* start Extracted data *
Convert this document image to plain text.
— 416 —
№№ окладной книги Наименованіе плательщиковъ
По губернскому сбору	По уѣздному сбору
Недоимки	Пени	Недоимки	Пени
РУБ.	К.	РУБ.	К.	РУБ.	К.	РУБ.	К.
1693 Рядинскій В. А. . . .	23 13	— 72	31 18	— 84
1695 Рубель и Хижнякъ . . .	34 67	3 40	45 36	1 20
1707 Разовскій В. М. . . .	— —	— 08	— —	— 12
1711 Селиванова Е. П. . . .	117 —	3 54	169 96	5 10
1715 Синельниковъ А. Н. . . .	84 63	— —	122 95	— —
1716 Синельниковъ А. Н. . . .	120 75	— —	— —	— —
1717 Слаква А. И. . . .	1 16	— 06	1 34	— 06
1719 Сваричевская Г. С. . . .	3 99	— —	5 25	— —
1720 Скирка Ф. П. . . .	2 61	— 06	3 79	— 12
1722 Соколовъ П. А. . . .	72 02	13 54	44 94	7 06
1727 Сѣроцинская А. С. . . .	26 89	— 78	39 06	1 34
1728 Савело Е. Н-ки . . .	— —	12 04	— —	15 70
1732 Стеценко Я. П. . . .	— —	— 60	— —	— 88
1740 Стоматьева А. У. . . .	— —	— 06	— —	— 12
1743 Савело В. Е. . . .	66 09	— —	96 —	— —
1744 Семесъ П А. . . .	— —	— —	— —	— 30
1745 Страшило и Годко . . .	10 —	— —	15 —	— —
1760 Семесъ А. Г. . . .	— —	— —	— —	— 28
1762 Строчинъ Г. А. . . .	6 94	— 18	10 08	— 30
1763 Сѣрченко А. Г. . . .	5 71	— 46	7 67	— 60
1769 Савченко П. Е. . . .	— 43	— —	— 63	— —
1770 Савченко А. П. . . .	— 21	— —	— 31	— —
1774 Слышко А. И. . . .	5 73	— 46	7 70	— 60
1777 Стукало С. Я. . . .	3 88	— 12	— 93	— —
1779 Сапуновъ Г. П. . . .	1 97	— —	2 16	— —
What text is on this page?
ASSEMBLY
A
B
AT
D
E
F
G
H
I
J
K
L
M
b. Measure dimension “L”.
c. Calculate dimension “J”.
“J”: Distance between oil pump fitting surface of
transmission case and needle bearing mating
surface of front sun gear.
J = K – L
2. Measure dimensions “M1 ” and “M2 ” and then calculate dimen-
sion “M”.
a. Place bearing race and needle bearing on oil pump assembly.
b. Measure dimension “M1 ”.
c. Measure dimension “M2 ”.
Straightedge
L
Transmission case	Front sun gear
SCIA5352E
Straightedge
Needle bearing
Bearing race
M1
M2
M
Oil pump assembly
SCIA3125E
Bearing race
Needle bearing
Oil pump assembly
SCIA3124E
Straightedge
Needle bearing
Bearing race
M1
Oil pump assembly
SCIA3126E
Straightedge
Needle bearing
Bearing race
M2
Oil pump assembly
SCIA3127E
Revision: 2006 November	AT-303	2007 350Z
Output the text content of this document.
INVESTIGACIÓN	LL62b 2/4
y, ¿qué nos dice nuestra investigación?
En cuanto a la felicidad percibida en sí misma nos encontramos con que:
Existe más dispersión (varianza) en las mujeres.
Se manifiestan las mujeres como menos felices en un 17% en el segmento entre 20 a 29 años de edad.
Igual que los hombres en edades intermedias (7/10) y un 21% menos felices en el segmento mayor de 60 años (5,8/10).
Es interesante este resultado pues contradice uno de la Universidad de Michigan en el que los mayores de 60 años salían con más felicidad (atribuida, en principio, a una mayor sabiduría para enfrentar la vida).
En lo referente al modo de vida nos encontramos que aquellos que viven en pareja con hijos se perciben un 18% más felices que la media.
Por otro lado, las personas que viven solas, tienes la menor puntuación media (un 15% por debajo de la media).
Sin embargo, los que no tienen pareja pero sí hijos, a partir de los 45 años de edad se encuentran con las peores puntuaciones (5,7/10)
* end Extracted data *
→ What to work on
Each line of the material above needs to be quoted exactly, please.

→ Task result
Convert this document image to plain text.
— 416 —
№№ окладной книги Наименованіе плательщиковъ
По губернскому сбору	По уѣздному сбору
Недоимки	Пени	Недоимки	Пени
РУБ.	К.	РУБ.	К.	РУБ.	К.	РУБ.	К.
1693 Рядинскій В. А. . . .	23 13	— 72	31 18	— 84
1695 Рубель и Хижнякъ . . .	34 67	3 40	45 36	1 20
1707 Разовскій В. М. . . .	— —	— 08	— —	— 12
1711 Селиванова Е. П. . . .	117 —	3 54	169 96	5 10
1715 Синельниковъ А. Н. . . .	84 63	— —	122 95	— —
1716 Синельниковъ А. Н. . . .	120 75	— —	— —	— —
1717 Слаква А. И. . . .	1 16	— 06	1 34	— 06
1719 Сваричевская Г. С. . . .	3 99	— —	5 25	— —
1720 Скирка Ф. П. . . .	2 61	— 06	3 79	— 12
1722 Соколовъ П. А. . . .	72 02	13 54	44 94	7 06
1727 Сѣроцинская А. С. . . .	26 89	— 78	39 06	1 34
1728 Савело Е. Н-ки . . .	— —	12 04	— —	15 70
1732 Стеценко Я. П. . . .	— —	— 60	— —	— 88
1740 Стоматьева А. У. . . .	— —	— 06	— —	— 12
1743 Савело В. Е. . . .	66 09	— —	96 —	— —
1744 Семесъ П А. . . .	— —	— —	— —	— 30
1745 Страшило и Годко . . .	10 —	— —	15 —	— —
1760 Семесъ А. Г. . . .	— —	— —	— —	— 28
1762 Строчинъ Г. А. . . .	6 94	— 18	10 08	— 30
1763 Сѣрченко А. Г. . . .	5 71	— 46	7 67	— 60
1769 Савченко П. Е. . . .	— 43	— —	— 63	— —
1770 Савченко А. П. . . .	— 21	— —	— 31	— —
1774 Слышко А. И. . . .	5 73	— 46	7 70	— 60
1777 Стукало С. Я. . . .	3 88	— 12	— 93	— —
1779 Сапуновъ Г. П. . . .	1 97	— —	2 16	— —
What text is on this page?
ASSEMBLY
A
B
AT
D
E
F
G
H
I
J
K
L
M
b. Measure dimension “L”.
c. Calculate dimension “J”.
“J”: Distance between oil pump fitting surface of
transmission case and needle bearing mating
surface of front sun gear.
J = K – L
2. Measure dimensions “M1 ” and “M2 ” and then calculate dimen-
sion “M”.
a. Place bearing race and needle bearing on oil pump assembly.
b. Measure dimension “M1 ”.
c. Measure dimension “M2 ”.
Straightedge
L
Transmission case	Front sun gear
SCIA5352E
Straightedge
Needle bearing
Bearing race
M1
M2
M
Oil pump assembly
SCIA3125E
Bearing race
Needle bearing
Oil pump assembly
SCIA3124E
Straightedge
Needle bearing
Bearing race
M1
Oil pump assembly
SCIA3126E
Straightedge
Needle bearing
Bearing race
M2
Oil pump assembly
SCIA3127E
Revision: 2006 November	AT-303	2007 350Z
Output the text content of this document.
INVESTIGACIÓN	LL62b 2/4
y, ¿qué nos dice nuestra investigación?
En cuanto a la felicidad percibida en sí misma nos encontramos con que:
Existe más dispersión (varianza) en las mujeres.
Se manifiestan las mujeres como menos felices en un 17% en el segmento entre 20 a 29 años de edad.
Igual que los hombres en edades intermedias (7/10) y un 21% menos felices en el segmento mayor de 60 años (5,8/10).
Es interesante este resultado pues contradice uno de la Universidad de Michigan en el que los mayores de 60 años salían con más felicidad (atribuida, en principio, a una mayor sabiduría para enfrentar la vida).
En lo referente al modo de vida nos encontramos que aquellos que viven en pareja con hijos se perciben un 18% más felices que la media.
Por otro lado, las personas que viven solas, tienes la menor puntuación media (un 15% por debajo de la media).
Sin embargo, los que no tienen pareja pero sí hijos, a partir de los 45 años de edad se encuentran con las peores puntuaciones (5,7/10)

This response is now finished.